** start Text block **
On an older van, each of those had its own physical switch, dial or warning light, usually clustered on a single panel near the door. You could learn the whole thing in five minutes because every function was a separate, labelled object you could touch.
A touchscreen does the same jobs, but it puts all of them behind one piece of glass. Instead of thirty switches you get a few menus. That is the core trade. Fewer physical things, more software. Everything good and bad about touchscreens flows from that single decision.
Why manufacturers moved to screens in the first place
It is easy to be cynical and assume screens are just there to look modern. That is part of it, but it is not the whole story, and understanding the real reasons helps you judge whether the trade is worth it for you.
Wiring and weight
A traditional switch panel needs a thick loom of wires, because every switch carries the actual current to its device. Lots of copper, lots of connectors, lots of weight, and lots of places for a connection to corrode or come loose over years of vibration. Modern systems often use a data bus instead. The screen sends a small signal down a thin cable to a control module near the device, and the module does the heavy switching locally. That can mean less cable, less weight, and in theory fewer long runs to go wrong.
Flexibility
With physical switches, the layout is fixed in the factory. With a screen, the same hardware can run a two-berth or a six-berth simply by changing the software. A manufacturer can offer more layouts without redesigning a switch panel every time. That is genuinely useful from a production point of view, and it is one reason screens spread so fast.
Information density
This is the part that benefits you directly. A small screen can show far more than a row of warning lights ever could. Instead of a single red light that means "battery low", a good screen shows the exact voltage, the percentage state of charge, how many amps are coming in from solar, and how many are going out to your kettle. That is real, useful detail that helps you manage power properly. We will come back to this, because it is the strongest argument in the touchscreen's favour.
Connectivity
Once you have a small computer running the van, it is a short step to a phone app. Many systems now let you check tank levels or turn the heating on from your bed, or from the pub down the lane. Whether you want that is personal, but it is only possible because there is a screen and a controller behind it.
The genuine advantages, honestly stated
Let us give the screens their due, because there are real wins here and it would be dishonest to pretend otherwise.
You finally get proper power information
If you spend any time off hook-up, knowing your true battery state is the difference between a relaxed weekend and a cold, dark morning. Older vans gave you a battery light with three or four bars, which is roughly as useful as a fuel gauge that only says "some" or "not much". A decent touchscreen shows state of charge as a percentage, live current in and out, and often a running history. You can watch your solar top the battery up through the day, see exactly what the inverter pulls when you run the coffee machine, and plan around it. For anyone serious about wild camping or longer off-grid stays, this single feature can justify the whole system.
** end Text block **
** start Dataset rows **
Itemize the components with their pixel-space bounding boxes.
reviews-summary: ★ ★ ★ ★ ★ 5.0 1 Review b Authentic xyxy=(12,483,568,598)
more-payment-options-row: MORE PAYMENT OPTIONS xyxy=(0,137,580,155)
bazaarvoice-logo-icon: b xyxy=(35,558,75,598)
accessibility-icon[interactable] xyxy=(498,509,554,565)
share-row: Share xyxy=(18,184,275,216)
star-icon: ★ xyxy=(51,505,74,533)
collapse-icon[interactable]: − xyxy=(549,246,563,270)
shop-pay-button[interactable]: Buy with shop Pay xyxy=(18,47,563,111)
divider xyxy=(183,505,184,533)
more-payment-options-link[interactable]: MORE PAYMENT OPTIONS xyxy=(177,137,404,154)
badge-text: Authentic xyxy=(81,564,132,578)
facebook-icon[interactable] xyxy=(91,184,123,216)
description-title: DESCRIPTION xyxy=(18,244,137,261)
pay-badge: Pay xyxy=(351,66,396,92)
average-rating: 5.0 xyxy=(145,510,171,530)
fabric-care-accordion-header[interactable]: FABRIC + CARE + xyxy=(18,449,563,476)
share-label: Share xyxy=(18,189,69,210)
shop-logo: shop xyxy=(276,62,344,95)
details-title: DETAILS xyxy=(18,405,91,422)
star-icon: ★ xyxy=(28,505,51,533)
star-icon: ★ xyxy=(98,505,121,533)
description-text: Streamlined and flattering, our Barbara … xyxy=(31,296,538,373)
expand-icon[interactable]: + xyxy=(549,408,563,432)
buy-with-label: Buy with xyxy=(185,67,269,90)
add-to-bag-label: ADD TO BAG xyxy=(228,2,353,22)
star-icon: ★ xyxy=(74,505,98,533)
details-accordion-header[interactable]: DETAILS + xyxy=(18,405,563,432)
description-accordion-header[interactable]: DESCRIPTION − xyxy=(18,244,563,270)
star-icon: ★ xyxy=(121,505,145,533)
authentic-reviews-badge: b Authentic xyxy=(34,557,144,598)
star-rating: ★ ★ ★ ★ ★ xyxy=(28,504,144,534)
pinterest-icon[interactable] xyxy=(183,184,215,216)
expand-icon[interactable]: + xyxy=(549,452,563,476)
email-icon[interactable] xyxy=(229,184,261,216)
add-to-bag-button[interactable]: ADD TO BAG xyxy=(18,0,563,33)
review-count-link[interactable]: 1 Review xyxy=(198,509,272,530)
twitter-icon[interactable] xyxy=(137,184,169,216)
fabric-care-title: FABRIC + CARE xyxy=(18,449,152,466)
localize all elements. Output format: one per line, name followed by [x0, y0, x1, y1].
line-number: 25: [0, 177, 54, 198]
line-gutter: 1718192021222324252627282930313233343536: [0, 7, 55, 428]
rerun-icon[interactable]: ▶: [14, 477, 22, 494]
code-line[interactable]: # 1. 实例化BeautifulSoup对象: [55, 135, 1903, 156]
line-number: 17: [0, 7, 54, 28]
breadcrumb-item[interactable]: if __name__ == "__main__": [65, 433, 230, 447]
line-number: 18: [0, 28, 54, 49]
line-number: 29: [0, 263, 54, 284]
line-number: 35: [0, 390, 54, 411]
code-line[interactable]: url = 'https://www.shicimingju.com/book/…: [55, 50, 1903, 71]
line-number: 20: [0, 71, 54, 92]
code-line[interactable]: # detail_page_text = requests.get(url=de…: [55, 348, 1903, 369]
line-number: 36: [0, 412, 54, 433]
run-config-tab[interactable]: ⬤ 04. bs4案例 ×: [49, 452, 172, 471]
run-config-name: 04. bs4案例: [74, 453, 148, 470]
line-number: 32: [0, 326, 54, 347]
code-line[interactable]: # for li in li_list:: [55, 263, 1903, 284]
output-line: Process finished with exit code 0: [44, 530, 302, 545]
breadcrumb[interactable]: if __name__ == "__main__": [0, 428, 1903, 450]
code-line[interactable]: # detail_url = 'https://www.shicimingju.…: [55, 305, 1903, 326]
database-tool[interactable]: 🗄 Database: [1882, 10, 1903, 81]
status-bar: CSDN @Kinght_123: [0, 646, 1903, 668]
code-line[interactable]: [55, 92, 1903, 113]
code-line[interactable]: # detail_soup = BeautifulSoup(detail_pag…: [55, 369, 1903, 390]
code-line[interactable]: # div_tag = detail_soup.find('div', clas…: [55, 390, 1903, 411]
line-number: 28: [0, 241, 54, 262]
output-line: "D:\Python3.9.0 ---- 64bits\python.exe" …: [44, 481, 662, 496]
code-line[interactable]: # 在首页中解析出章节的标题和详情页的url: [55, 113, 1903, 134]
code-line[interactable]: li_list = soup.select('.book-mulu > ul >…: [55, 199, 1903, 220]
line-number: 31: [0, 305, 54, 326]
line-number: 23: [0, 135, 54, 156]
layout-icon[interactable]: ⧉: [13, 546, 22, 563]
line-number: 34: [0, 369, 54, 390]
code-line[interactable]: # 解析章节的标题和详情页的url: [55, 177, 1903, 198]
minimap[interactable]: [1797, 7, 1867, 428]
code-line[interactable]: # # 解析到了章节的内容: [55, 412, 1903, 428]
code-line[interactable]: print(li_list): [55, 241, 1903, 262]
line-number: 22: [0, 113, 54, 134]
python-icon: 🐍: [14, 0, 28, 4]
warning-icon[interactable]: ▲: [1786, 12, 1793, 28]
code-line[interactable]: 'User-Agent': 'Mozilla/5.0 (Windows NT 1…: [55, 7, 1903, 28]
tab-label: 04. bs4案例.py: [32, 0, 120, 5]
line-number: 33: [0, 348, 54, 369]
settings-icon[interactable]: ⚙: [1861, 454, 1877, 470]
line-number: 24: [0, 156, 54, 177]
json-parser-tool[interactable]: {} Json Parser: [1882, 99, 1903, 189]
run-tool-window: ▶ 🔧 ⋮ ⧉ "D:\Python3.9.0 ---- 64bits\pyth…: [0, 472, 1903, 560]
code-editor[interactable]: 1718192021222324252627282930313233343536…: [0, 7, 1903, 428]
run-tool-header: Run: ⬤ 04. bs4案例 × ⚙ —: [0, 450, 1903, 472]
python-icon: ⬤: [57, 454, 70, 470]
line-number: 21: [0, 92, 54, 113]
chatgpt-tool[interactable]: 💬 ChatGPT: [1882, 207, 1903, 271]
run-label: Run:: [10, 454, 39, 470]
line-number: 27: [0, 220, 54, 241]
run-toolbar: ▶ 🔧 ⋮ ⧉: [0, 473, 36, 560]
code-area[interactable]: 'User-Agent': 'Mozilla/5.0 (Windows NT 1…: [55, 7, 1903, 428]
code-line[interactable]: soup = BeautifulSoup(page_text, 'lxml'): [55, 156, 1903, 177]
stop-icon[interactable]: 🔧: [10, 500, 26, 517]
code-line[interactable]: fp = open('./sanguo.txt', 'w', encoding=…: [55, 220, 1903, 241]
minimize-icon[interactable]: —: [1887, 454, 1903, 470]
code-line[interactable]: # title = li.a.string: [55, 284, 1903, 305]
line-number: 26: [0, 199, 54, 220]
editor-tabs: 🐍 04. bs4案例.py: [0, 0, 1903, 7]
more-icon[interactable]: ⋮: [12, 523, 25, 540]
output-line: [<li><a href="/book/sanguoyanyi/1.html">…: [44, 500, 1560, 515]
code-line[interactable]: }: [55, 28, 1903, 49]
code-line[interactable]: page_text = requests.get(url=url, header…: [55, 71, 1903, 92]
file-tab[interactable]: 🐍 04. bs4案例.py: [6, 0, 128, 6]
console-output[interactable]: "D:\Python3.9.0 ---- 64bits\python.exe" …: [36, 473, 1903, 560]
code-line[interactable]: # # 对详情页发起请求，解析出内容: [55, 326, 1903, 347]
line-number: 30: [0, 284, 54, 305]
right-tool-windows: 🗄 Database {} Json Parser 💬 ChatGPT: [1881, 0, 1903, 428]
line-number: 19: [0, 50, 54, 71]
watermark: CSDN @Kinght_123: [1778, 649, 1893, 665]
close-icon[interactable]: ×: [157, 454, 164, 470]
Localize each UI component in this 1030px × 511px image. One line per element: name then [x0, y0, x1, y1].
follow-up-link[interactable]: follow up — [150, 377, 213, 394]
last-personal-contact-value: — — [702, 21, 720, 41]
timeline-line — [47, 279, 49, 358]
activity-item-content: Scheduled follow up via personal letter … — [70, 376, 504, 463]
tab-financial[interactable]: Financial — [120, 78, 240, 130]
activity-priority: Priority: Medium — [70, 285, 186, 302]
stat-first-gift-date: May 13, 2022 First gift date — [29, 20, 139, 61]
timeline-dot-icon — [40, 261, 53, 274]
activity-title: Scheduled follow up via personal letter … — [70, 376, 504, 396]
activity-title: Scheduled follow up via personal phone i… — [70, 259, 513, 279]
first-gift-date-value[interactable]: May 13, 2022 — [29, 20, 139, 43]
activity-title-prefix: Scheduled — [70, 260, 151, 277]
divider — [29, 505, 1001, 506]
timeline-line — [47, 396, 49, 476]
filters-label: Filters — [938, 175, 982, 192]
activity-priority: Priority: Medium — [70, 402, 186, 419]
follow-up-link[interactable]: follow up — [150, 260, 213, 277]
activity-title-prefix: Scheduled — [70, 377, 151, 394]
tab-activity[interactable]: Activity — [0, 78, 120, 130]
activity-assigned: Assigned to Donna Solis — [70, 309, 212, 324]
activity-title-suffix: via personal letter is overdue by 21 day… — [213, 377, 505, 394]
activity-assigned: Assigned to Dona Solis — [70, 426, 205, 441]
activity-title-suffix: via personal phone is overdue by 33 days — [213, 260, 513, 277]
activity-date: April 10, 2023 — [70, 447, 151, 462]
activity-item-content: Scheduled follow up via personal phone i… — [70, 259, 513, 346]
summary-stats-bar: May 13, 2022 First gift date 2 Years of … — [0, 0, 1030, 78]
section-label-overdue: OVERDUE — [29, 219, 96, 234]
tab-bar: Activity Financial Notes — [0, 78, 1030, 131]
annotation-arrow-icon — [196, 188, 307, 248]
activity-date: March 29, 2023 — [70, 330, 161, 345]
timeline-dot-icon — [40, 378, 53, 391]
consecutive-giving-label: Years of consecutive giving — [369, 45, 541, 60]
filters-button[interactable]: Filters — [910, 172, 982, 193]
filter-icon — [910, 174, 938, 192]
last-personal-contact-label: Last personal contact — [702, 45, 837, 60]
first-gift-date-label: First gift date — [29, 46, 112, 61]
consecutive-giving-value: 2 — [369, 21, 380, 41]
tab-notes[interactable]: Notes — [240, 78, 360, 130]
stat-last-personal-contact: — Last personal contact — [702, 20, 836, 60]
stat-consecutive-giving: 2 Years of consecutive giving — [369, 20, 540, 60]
** end Dataset rows **
• **Exercise requirements**
Reproduce the stretch of the van touchscreen text from "On an older" through "it for you.", swapping "menus" for "submenus".

• **Output of the exercise**
On an older van, each of those had its own physical switch, dial or warning light, usually clustered on a single panel near the door. You could learn the whole thing in five minutes because every function was a separate, labelled object you could touch.
A touchscreen does the same jobs, but it puts all of them behind one piece of glass. Instead of thirty switches you get a few submenus. That is the core trade. Fewer physical things, more software. Everything good and bad about touchscreens flows from that single decision.
Why manufacturers moved to screens in the first place
It is easy to be cynical and assume screens are just there to look modern. That is part of it, but it is not the whole story, and understanding the real reasons helps you judge whether the trade is worth it for you.